▶ PROBLEM A: Set down the passage on saving money word for word, beginning at the words "It is that time" and stopping after "of your budget.".
▶ PROBLEM B:
Answer these from the text on saving money:
(i) Which resolutions are among the top of the list each year?
(ii) What must you look at before deciding how much to save?
(iii) What is named as the most important part of reaching the goal?

▶ SOURCE EXCERPT:
>> START

It is that time of year again—making resolutions for the New Year. Each year, millions of Americans resolve to make changes in their lives. Among the top of the list each year are resolutions that affect people’s personal finances, in particular to save money. Often, the good intentions of the resolution are forgotten or abandoned after a few weeks or months. This year can be different. You can actually achieve your financial goal to start saving more money this year. The most important part is setting a plan in place that is actually feasible within your family’s budget.
Plan to save money:
- Look at your entire budget. Before you can decide how much to save, you must look at your income and expenses. Build savings in as a part of your budget.
- Decide how much you can afford to save each month. After you have taken a look at how much money is left over each month after all of your monthly obligations have been met is your disposable income.

>> END

▶ DATASET RECORDS:
>> START

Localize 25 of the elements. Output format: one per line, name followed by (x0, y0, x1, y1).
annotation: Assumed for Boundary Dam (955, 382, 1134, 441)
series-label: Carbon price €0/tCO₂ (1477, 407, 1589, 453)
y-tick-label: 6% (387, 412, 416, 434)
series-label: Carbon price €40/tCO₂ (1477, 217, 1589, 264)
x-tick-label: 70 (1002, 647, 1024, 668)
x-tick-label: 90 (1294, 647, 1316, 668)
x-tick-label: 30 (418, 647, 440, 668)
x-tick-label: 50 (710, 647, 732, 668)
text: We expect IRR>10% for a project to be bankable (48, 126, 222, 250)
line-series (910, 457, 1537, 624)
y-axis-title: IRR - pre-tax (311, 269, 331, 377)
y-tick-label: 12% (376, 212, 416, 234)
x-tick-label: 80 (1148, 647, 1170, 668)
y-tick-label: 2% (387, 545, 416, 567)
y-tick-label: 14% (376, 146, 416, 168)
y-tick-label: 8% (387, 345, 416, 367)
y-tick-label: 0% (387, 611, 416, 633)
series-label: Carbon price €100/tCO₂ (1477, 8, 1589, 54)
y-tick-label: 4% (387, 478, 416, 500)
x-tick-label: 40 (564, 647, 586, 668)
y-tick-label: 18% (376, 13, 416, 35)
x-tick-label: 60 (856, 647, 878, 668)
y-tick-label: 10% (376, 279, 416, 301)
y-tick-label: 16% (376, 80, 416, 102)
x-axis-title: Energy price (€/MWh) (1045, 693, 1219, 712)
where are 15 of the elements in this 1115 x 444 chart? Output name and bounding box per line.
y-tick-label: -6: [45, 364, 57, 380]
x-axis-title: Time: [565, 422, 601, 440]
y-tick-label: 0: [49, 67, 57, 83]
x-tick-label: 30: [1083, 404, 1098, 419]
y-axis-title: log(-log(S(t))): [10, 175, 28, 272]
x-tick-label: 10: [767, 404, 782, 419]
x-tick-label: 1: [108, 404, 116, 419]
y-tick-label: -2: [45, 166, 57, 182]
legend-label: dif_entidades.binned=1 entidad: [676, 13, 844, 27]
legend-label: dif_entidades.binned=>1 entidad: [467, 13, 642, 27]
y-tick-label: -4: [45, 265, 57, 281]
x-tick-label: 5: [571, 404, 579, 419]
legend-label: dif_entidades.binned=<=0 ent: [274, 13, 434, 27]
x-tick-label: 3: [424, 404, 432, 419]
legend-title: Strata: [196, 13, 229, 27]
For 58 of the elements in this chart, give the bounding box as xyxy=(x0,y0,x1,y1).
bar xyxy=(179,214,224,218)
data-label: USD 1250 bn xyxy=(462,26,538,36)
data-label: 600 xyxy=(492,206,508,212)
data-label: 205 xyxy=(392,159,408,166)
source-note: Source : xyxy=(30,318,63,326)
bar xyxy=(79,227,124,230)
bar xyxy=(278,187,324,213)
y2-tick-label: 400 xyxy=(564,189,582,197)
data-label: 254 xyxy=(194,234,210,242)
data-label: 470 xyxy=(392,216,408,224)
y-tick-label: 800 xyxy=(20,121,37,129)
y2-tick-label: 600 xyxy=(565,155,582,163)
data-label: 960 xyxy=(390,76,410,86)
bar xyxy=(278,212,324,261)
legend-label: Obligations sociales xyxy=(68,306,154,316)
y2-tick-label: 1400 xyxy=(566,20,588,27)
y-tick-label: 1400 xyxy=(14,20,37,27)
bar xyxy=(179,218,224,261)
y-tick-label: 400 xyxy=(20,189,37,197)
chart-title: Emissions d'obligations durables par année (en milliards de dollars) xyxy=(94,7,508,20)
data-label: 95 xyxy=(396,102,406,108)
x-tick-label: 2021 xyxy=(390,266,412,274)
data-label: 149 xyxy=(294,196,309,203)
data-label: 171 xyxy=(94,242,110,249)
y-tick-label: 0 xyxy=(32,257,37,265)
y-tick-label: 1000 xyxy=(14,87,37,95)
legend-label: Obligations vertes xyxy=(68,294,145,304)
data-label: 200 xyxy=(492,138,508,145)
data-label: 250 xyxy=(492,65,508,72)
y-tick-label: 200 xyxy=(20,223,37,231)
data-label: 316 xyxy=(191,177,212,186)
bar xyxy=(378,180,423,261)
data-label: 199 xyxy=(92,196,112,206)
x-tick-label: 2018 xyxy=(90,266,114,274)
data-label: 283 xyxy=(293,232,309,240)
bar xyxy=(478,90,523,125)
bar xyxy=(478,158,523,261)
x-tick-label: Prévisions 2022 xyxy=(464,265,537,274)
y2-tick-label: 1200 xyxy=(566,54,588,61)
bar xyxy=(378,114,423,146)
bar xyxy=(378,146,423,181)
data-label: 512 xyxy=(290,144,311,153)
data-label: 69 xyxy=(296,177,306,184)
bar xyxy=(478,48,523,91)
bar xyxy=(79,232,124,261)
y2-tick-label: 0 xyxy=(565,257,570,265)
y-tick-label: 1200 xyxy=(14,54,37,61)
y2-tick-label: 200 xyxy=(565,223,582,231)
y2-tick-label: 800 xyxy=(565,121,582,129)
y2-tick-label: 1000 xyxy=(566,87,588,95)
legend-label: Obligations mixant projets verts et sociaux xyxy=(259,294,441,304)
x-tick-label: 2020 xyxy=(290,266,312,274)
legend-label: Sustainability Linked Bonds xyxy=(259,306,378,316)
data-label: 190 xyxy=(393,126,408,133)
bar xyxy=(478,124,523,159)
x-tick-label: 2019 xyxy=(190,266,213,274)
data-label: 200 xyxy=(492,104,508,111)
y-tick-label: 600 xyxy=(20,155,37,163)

>> END

▶ TASK RESPONSE A:
It is that time of year again—making resolutions for the New Year. Each year, millions of Americans resolve to make changes in their lives. Among the top of the list each year are resolutions that affect people’s personal finances, in particular to save money. Often, the good intentions of the resolution are forgotten or abandoned after a few weeks or months. This year can be different. You can actually achieve your financial goal to start saving more money this year. The most important part is setting a plan in place that is actually feasible within your family’s budget.
Plan to save money:
- Look at your entire budget. Before you can decide how much to save, you must look at your income and expenses. Build savings in as a part of your budget.

▶ TASK RESPONSE B:
(i) Resolutions that affect people's personal finances, in particular to save money.
(ii) Your income and expenses.
(iii) Setting a plan in place that is actually feasible within your family's budget.